Exercise details: Skip the pictures and extract all of the lines exactly as written.

+===+

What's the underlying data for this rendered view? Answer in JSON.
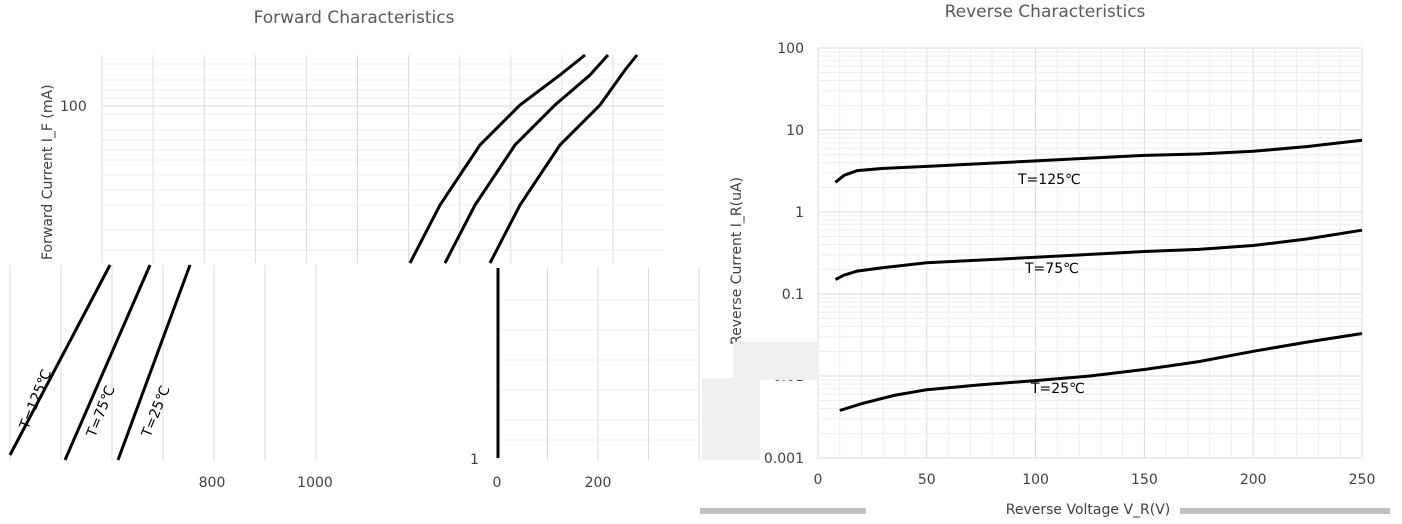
{
  "chart_data": [
    {
      "type": "line",
      "title": "Forward Characteristics",
      "ylabel": "Forward Current I_F (mA)",
      "xlabel": "",
      "y_scale": "log",
      "y_tick_labels": [
        "100",
        "1"
      ],
      "x_tick_labels": [
        "800",
        "1000",
        "0",
        "200"
      ],
      "series": [
        {
          "name": "T=125℃",
          "points": [
            [
              410,
              263
            ],
            [
              440,
              205
            ],
            [
              480,
              145
            ],
            [
              520,
              105
            ],
            [
              560,
              75
            ],
            [
              585,
              55
            ]
          ]
        },
        {
          "name": "T=75℃",
          "points": [
            [
              445,
              263
            ],
            [
              475,
              205
            ],
            [
              515,
              145
            ],
            [
              555,
              105
            ],
            [
              590,
              75
            ],
            [
              608,
              55
            ]
          ]
        },
        {
          "name": "T=25℃",
          "points": [
            [
              490,
              263
            ],
            [
              520,
              205
            ],
            [
              560,
              145
            ],
            [
              600,
              105
            ],
            [
              625,
              70
            ],
            [
              637,
              55
            ]
          ]
        }
      ],
      "annotations": [
        "T=125℃",
        "T=75℃",
        "T=25℃"
      ]
    },
    {
      "type": "line",
      "title": "Reverse Characteristics",
      "xlabel": "Reverse Voltage V_R(V)",
      "ylabel": "Reverse Current I_R(uA)",
      "y_scale": "log",
      "ylim": [
        0.001,
        100
      ],
      "xlim": [
        0,
        250
      ],
      "x_ticks": [
        0,
        50,
        100,
        150,
        200,
        250
      ],
      "y_ticks": [
        0.001,
        0.01,
        0.1,
        1,
        10,
        100
      ],
      "y_tick_labels": [
        "0.001",
        "0.01",
        "0.1",
        "1",
        "10",
        "100"
      ],
      "series": [
        {
          "name": "T=125℃",
          "x": [
            8,
            12,
            18,
            30,
            50,
            100,
            150,
            175,
            200,
            225,
            250
          ],
          "y": [
            2.3,
            2.8,
            3.2,
            3.4,
            3.6,
            4.2,
            4.9,
            5.1,
            5.5,
            6.3,
            7.5
          ]
        },
        {
          "name": "T=75℃",
          "x": [
            8,
            12,
            18,
            30,
            50,
            100,
            150,
            175,
            200,
            225,
            250
          ],
          "y": [
            0.15,
            0.17,
            0.19,
            0.21,
            0.24,
            0.28,
            0.33,
            0.35,
            0.39,
            0.47,
            0.6
          ]
        },
        {
          "name": "T=25℃",
          "x": [
            10,
            20,
            35,
            50,
            75,
            100,
            125,
            150,
            175,
            200,
            225,
            250
          ],
          "y": [
            0.0038,
            0.0046,
            0.0058,
            0.0068,
            0.0078,
            0.0088,
            0.01,
            0.012,
            0.015,
            0.02,
            0.026,
            0.033
          ]
        }
      ],
      "annotations": [
        "T=125℃",
        "T=75℃",
        "T=25℃"
      ]
    }
  ]
}
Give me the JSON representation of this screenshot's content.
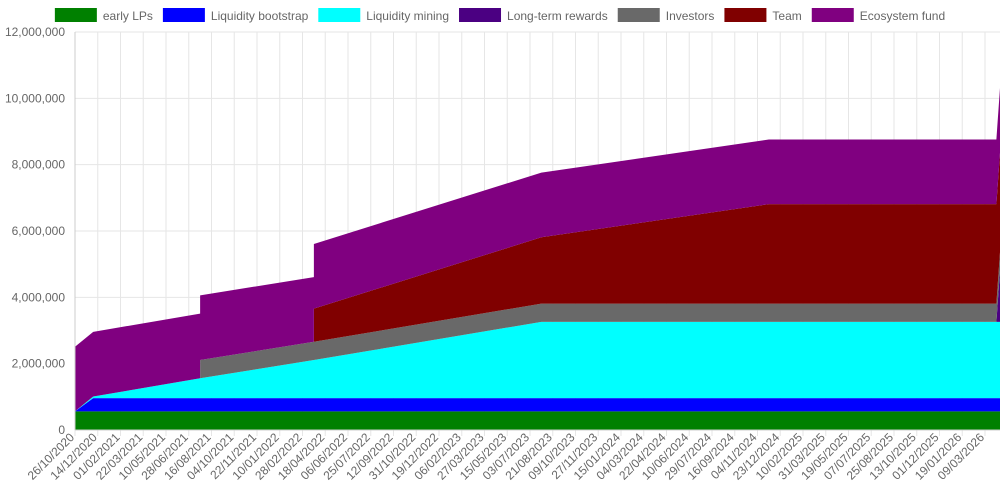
{
  "chart_data": {
    "type": "area",
    "stacked": true,
    "grid": true,
    "legend_position": "top",
    "ylim": [
      0,
      12000000
    ],
    "y_ticks": [
      0,
      2000000,
      4000000,
      6000000,
      8000000,
      10000000,
      12000000
    ],
    "y_tick_labels": [
      "0",
      "2,000,000",
      "4,000,000",
      "6,000,000",
      "8,000,000",
      "10,000,000",
      "12,000,000"
    ],
    "x_tick_labels": [
      "26/10/2020",
      "14/12/2020",
      "01/02/2021",
      "22/03/2021",
      "10/05/2021",
      "28/06/2021",
      "16/08/2021",
      "04/10/2021",
      "22/11/2021",
      "10/01/2022",
      "28/02/2022",
      "18/04/2022",
      "06/06/2022",
      "25/07/2022",
      "12/09/2022",
      "31/10/2022",
      "19/12/2022",
      "06/02/2023",
      "27/03/2023",
      "15/05/2023",
      "03/07/2023",
      "21/08/2023",
      "09/10/2023",
      "27/11/2023",
      "15/01/2024",
      "04/03/2024",
      "22/04/2024",
      "10/06/2024",
      "29/07/2024",
      "16/09/2024",
      "04/11/2024",
      "23/12/2024",
      "10/02/2025",
      "31/03/2025",
      "19/05/2025",
      "07/07/2025",
      "25/08/2025",
      "13/10/2025",
      "01/12/2025",
      "19/01/2026",
      "09/03/2026"
    ],
    "x": [
      0,
      0.8,
      5.5,
      5.5,
      10.5,
      10.5,
      20.5,
      30.5,
      36.5,
      40.5,
      52,
      58
    ],
    "series": [
      {
        "name": "early LPs",
        "color": "#008000",
        "values": [
          560000,
          560000,
          560000,
          560000,
          560000,
          560000,
          560000,
          560000,
          560000,
          560000,
          560000,
          560000
        ]
      },
      {
        "name": "Liquidity bootstrap",
        "color": "#0000ff",
        "values": [
          0,
          400000,
          400000,
          400000,
          400000,
          400000,
          400000,
          400000,
          400000,
          400000,
          400000,
          400000
        ]
      },
      {
        "name": "Liquidity mining",
        "color": "#00ffff",
        "values": [
          0,
          50000,
          600000,
          600000,
          1150000,
          1150000,
          2300000,
          2300000,
          2300000,
          2300000,
          2300000,
          2300000
        ]
      },
      {
        "name": "Long-term rewards",
        "color": "#4b0082",
        "values": [
          0,
          0,
          0,
          0,
          0,
          0,
          0,
          0,
          0,
          0,
          1550000,
          2600000
        ]
      },
      {
        "name": "Investors",
        "color": "#696969",
        "values": [
          0,
          0,
          0,
          550000,
          550000,
          550000,
          550000,
          550000,
          550000,
          550000,
          550000,
          550000
        ]
      },
      {
        "name": "Team",
        "color": "#800000",
        "values": [
          0,
          0,
          0,
          0,
          0,
          1000000,
          2000000,
          3000000,
          3000000,
          3000000,
          3000000,
          3000000
        ]
      },
      {
        "name": "Ecosystem fund",
        "color": "#800080",
        "values": [
          1950000,
          1950000,
          1950000,
          1950000,
          1950000,
          1950000,
          1950000,
          1950000,
          1950000,
          1950000,
          1950000,
          1950000
        ]
      }
    ]
  }
}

+===+

Full output:
What's the underlying data for this rendered view? Answer in JSON.
{
  "chart_data": [
    {
      "type": "line",
      "title": "Forward Characteristics",
      "ylabel": "Forward Current I_F (mA)",
      "xlabel": "",
      "y_scale": "log",
      "y_tick_labels": [
        "100",
        "1"
      ],
      "x_tick_labels": [
        "800",
        "1000",
        "0",
        "200"
      ],
      "series": [
        {
          "name": "T=125℃",
          "points": [
            [
              410,
              263
            ],
            [
              440,
              205
            ],
            [
              480,
              145
            ],
            [
              520,
              105
            ],
            [
              560,
              75
            ],
            [
              585,
              55
            ]
          ]
        },
        {
          "name": "T=75℃",
          "points": [
            [
              445,
              263
            ],
            [
              475,
              205
            ],
            [
              515,
              145
            ],
            [
              555,
              105
            ],
            [
              590,
              75
            ],
            [
              608,
              55
            ]
          ]
        },
        {
          "name": "T=25℃",
          "points": [
            [
              490,
              263
            ],
            [
              520,
              205
            ],
            [
              560,
              145
            ],
            [
              600,
              105
            ],
            [
              625,
              70
            ],
            [
              637,
              55
            ]
          ]
        }
      ],
      "annotations": [
        "T=125℃",
        "T=75℃",
        "T=25℃"
      ]
    },
    {
      "type": "line",
      "title": "Reverse Characteristics",
      "xlabel": "Reverse Voltage V_R(V)",
      "ylabel": "Reverse Current I_R(uA)",
      "y_scale": "log",
      "ylim": [
        0.001,
        100
      ],
      "xlim": [
        0,
        250
      ],
      "x_ticks": [
        0,
        50,
        100,
        150,
        200,
        250
      ],
      "y_ticks": [
        0.001,
        0.01,
        0.1,
        1,
        10,
        100
      ],
      "y_tick_labels": [
        "0.001",
        "0.01",
        "0.1",
        "1",
        "10",
        "100"
      ],
      "series": [
        {
          "name": "T=125℃",
          "x": [
            8,
            12,
            18,
            30,
            50,
            100,
            150,
            175,
            200,
            225,
            250
          ],
          "y": [
            2.3,
            2.8,
            3.2,
            3.4,
            3.6,
            4.2,
            4.9,
            5.1,
            5.5,
            6.3,
            7.5
          ]
        },
        {
          "name": "T=75℃",
          "x": [
            8,
            12,
            18,
            30,
            50,
            100,
            150,
            175,
            200,
            225,
            250
          ],
          "y": [
            0.15,
            0.17,
            0.19,
            0.21,
            0.24,
            0.28,
            0.33,
            0.35,
            0.39,
            0.47,
            0.6
          ]
        },
        {
          "name": "T=25℃",
          "x": [
            10,
            20,
            35,
            50,
            75,
            100,
            125,
            150,
            175,
            200,
            225,
            250
          ],
          "y": [
            0.0038,
            0.0046,
            0.0058,
            0.0068,
            0.0078,
            0.0088,
            0.01,
            0.012,
            0.015,
            0.02,
            0.026,
            0.033
          ]
        }
      ],
      "annotations": [
        "T=125℃",
        "T=75℃",
        "T=25℃"
      ]
    }
  ]
}
Give me the JSON representation of this screenshot's content.
{
  "chart_data": {
    "type": "area",
    "stacked": true,
    "grid": true,
    "legend_position": "top",
    "ylim": [
      0,
      12000000
    ],
    "y_ticks": [
      0,
      2000000,
      4000000,
      6000000,
      8000000,
      10000000,
      12000000
    ],
    "y_tick_labels": [
      "0",
      "2,000,000",
      "4,000,000",
      "6,000,000",
      "8,000,000",
      "10,000,000",
      "12,000,000"
    ],
    "x_tick_labels": [
      "26/10/2020",
      "14/12/2020",
      "01/02/2021",
      "22/03/2021",
      "10/05/2021",
      "28/06/2021",
      "16/08/2021",
      "04/10/2021",
      "22/11/2021",
      "10/01/2022",
      "28/02/2022",
      "18/04/2022",
      "06/06/2022",
      "25/07/2022",
      "12/09/2022",
      "31/10/2022",
      "19/12/2022",
      "06/02/2023",
      "27/03/2023",
      "15/05/2023",
      "03/07/2023",
      "21/08/2023",
      "09/10/2023",
      "27/11/2023",
      "15/01/2024",
      "04/03/2024",
      "22/04/2024",
      "10/06/2024",
      "29/07/2024",
      "16/09/2024",
      "04/11/2024",
      "23/12/2024",
      "10/02/2025",
      "31/03/2025",
      "19/05/2025",
      "07/07/2025",
      "25/08/2025",
      "13/10/2025",
      "01/12/2025",
      "19/01/2026",
      "09/03/2026"
    ],
    "x": [
      0,
      0.8,
      5.5,
      5.5,
      10.5,
      10.5,
      20.5,
      30.5,
      36.5,
      40.5,
      52,
      58
    ],
    "series": [
      {
        "name": "early LPs",
        "color": "#008000",
        "values": [
          560000,
          560000,
          560000,
          560000,
          560000,
          560000,
          560000,
          560000,
          560000,
          560000,
          560000,
          560000
        ]
      },
      {
        "name": "Liquidity bootstrap",
        "color": "#0000ff",
        "values": [
          0,
          400000,
          400000,
          400000,
          400000,
          400000,
          400000,
          400000,
          400000,
          400000,
          400000,
          400000
        ]
      },
      {
        "name": "Liquidity mining",
        "color": "#00ffff",
        "values": [
          0,
          50000,
          600000,
          600000,
          1150000,
          1150000,
          2300000,
          2300000,
          2300000,
          2300000,
          2300000,
          2300000
        ]
      },
      {
        "name": "Long-term rewards",
        "color": "#4b0082",
        "values": [
          0,
          0,
          0,
          0,
          0,
          0,
          0,
          0,
          0,
          0,
          1550000,
          2600000
        ]
      },
      {
        "name": "Investors",
        "color": "#696969",
        "values": [
          0,
          0,
          0,
          550000,
          550000,
          550000,
          550000,
          550000,
          550000,
          550000,
          550000,
          550000
        ]
      },
      {
        "name": "Team",
        "color": "#800000",
        "values": [
          0,
          0,
          0,
          0,
          0,
          1000000,
          2000000,
          3000000,
          3000000,
          3000000,
          3000000,
          3000000
        ]
      },
      {
        "name": "Ecosystem fund",
        "color": "#800080",
        "values": [
          1950000,
          1950000,
          1950000,
          1950000,
          1950000,
          1950000,
          1950000,
          1950000,
          1950000,
          1950000,
          1950000,
          1950000
        ]
      }
    ]
  }
}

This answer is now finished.